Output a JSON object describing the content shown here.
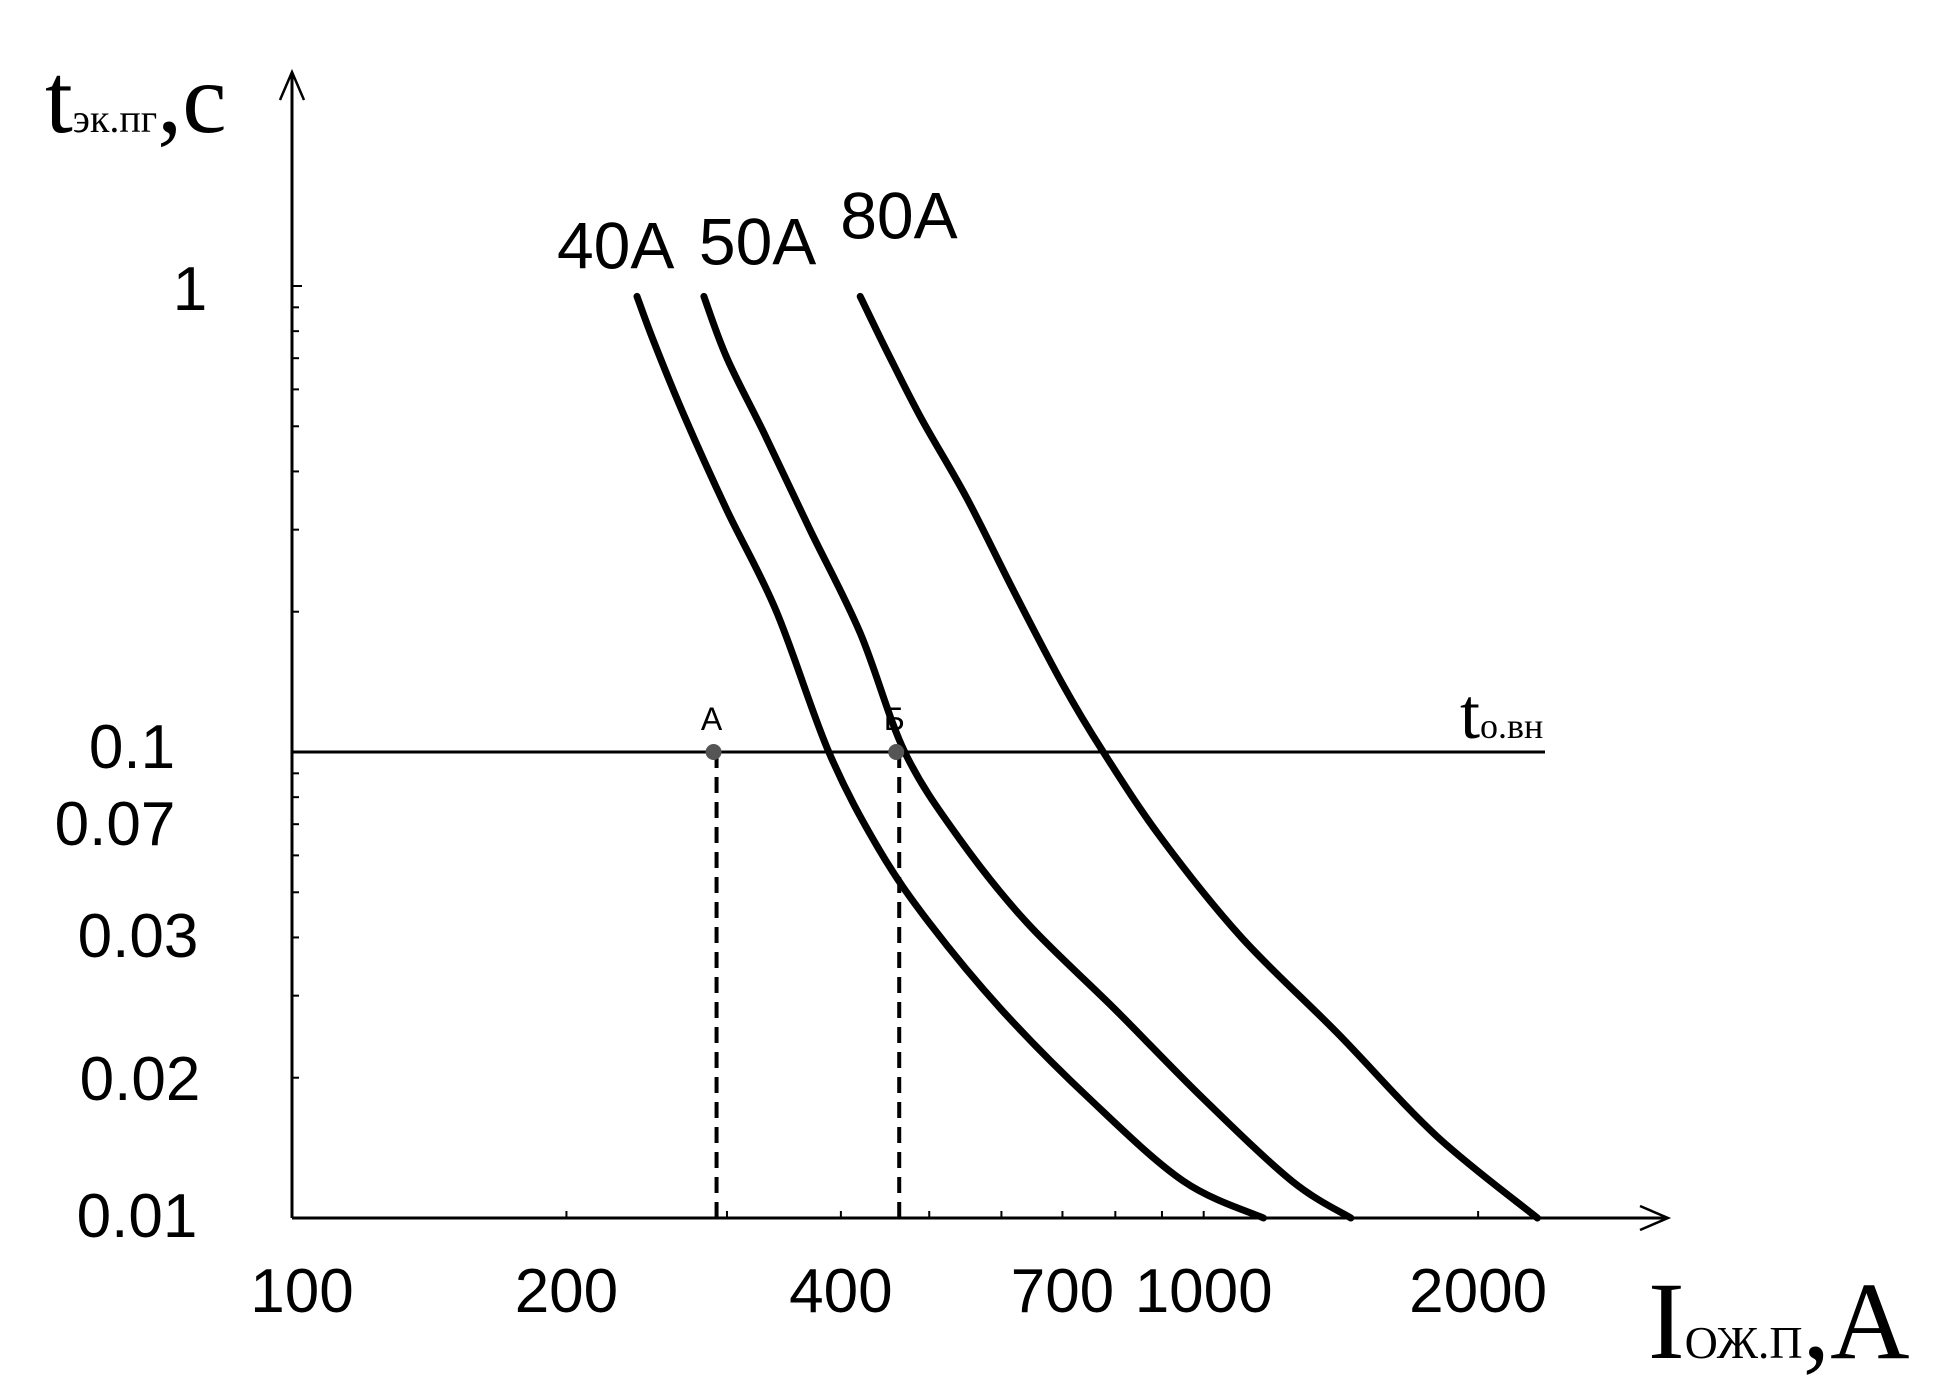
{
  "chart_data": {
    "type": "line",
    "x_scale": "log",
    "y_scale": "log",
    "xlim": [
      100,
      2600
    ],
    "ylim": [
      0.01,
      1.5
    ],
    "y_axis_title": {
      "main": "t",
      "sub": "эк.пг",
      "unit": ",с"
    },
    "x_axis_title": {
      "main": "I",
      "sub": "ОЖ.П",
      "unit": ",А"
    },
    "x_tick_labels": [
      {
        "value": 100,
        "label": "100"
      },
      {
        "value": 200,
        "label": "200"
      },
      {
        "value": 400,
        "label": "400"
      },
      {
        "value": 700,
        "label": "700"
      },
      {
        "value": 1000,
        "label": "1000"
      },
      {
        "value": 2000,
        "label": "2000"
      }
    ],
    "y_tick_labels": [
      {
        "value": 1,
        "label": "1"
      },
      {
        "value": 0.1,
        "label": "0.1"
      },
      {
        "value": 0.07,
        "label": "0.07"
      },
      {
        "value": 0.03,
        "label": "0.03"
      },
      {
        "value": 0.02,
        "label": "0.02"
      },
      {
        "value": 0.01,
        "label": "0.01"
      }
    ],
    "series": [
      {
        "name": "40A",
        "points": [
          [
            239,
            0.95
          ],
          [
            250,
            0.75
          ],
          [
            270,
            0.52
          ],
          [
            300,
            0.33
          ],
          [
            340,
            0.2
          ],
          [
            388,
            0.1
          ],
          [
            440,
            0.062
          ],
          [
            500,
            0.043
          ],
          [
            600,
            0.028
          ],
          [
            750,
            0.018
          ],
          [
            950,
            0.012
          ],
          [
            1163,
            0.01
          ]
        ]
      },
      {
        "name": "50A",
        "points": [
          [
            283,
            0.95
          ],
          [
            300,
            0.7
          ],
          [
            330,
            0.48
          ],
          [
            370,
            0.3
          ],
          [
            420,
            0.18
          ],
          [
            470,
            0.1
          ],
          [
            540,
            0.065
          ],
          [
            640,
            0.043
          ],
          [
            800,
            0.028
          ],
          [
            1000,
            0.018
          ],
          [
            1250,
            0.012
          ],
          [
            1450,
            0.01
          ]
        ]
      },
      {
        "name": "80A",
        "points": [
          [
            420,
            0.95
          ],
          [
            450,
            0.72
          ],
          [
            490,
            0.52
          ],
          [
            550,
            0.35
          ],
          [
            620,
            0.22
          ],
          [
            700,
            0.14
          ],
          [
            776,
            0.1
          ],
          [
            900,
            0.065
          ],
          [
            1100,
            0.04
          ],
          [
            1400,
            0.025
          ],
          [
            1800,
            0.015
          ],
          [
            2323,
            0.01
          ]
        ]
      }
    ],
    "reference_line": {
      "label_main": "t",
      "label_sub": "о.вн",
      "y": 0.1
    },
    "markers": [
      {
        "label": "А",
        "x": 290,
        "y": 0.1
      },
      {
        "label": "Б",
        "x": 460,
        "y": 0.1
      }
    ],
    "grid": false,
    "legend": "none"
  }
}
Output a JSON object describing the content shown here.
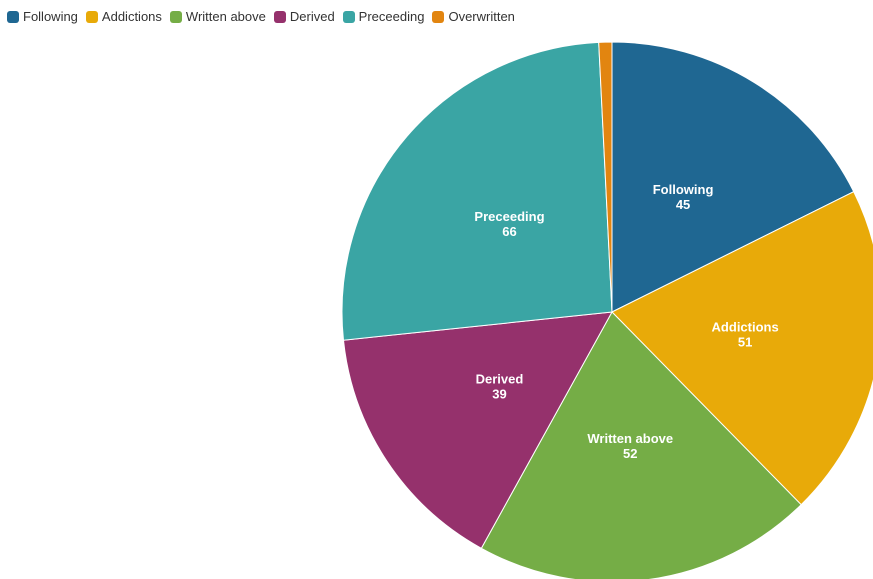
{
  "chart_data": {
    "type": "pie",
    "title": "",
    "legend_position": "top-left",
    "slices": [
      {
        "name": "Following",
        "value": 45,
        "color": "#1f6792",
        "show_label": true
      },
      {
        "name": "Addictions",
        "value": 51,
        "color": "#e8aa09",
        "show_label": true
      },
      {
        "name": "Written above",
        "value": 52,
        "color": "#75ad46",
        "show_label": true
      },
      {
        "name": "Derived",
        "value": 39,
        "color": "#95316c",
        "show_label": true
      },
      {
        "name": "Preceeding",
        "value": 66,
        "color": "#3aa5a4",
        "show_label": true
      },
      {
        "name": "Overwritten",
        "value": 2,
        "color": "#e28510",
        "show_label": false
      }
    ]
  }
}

■ ■ ■ ■ ■ ■ ■

What you are asked to do
Restate each line of the records exactly; pictures do not belong in the copy.

Exercise result
Output a JSON object describing the content shown here.
{
  "chart_data": {
    "type": "line",
    "x_scale": "log",
    "y_scale": "log",
    "xlim": [
      100,
      2600
    ],
    "ylim": [
      0.01,
      1.5
    ],
    "y_axis_title": {
      "main": "t",
      "sub": "эк.пг",
      "unit": ",с"
    },
    "x_axis_title": {
      "main": "I",
      "sub": "ОЖ.П",
      "unit": ",А"
    },
    "x_tick_labels": [
      {
        "value": 100,
        "label": "100"
      },
      {
        "value": 200,
        "label": "200"
      },
      {
        "value": 400,
        "label": "400"
      },
      {
        "value": 700,
        "label": "700"
      },
      {
        "value": 1000,
        "label": "1000"
      },
      {
        "value": 2000,
        "label": "2000"
      }
    ],
    "y_tick_labels": [
      {
        "value": 1,
        "label": "1"
      },
      {
        "value": 0.1,
        "label": "0.1"
      },
      {
        "value": 0.07,
        "label": "0.07"
      },
      {
        "value": 0.03,
        "label": "0.03"
      },
      {
        "value": 0.02,
        "label": "0.02"
      },
      {
        "value": 0.01,
        "label": "0.01"
      }
    ],
    "series": [
      {
        "name": "40A",
        "points": [
          [
            239,
            0.95
          ],
          [
            250,
            0.75
          ],
          [
            270,
            0.52
          ],
          [
            300,
            0.33
          ],
          [
            340,
            0.2
          ],
          [
            388,
            0.1
          ],
          [
            440,
            0.062
          ],
          [
            500,
            0.043
          ],
          [
            600,
            0.028
          ],
          [
            750,
            0.018
          ],
          [
            950,
            0.012
          ],
          [
            1163,
            0.01
          ]
        ]
      },
      {
        "name": "50A",
        "points": [
          [
            283,
            0.95
          ],
          [
            300,
            0.7
          ],
          [
            330,
            0.48
          ],
          [
            370,
            0.3
          ],
          [
            420,
            0.18
          ],
          [
            470,
            0.1
          ],
          [
            540,
            0.065
          ],
          [
            640,
            0.043
          ],
          [
            800,
            0.028
          ],
          [
            1000,
            0.018
          ],
          [
            1250,
            0.012
          ],
          [
            1450,
            0.01
          ]
        ]
      },
      {
        "name": "80A",
        "points": [
          [
            420,
            0.95
          ],
          [
            450,
            0.72
          ],
          [
            490,
            0.52
          ],
          [
            550,
            0.35
          ],
          [
            620,
            0.22
          ],
          [
            700,
            0.14
          ],
          [
            776,
            0.1
          ],
          [
            900,
            0.065
          ],
          [
            1100,
            0.04
          ],
          [
            1400,
            0.025
          ],
          [
            1800,
            0.015
          ],
          [
            2323,
            0.01
          ]
        ]
      }
    ],
    "reference_line": {
      "label_main": "t",
      "label_sub": "о.вн",
      "y": 0.1
    },
    "markers": [
      {
        "label": "А",
        "x": 290,
        "y": 0.1
      },
      {
        "label": "Б",
        "x": 460,
        "y": 0.1
      }
    ],
    "grid": false,
    "legend": "none"
  }
}
Output a JSON object describing the content shown here.
{
  "chart_data": {
    "type": "pie",
    "title": "",
    "legend_position": "top-left",
    "slices": [
      {
        "name": "Following",
        "value": 45,
        "color": "#1f6792",
        "show_label": true
      },
      {
        "name": "Addictions",
        "value": 51,
        "color": "#e8aa09",
        "show_label": true
      },
      {
        "name": "Written above",
        "value": 52,
        "color": "#75ad46",
        "show_label": true
      },
      {
        "name": "Derived",
        "value": 39,
        "color": "#95316c",
        "show_label": true
      },
      {
        "name": "Preceeding",
        "value": 66,
        "color": "#3aa5a4",
        "show_label": true
      },
      {
        "name": "Overwritten",
        "value": 2,
        "color": "#e28510",
        "show_label": false
      }
    ]
  }
}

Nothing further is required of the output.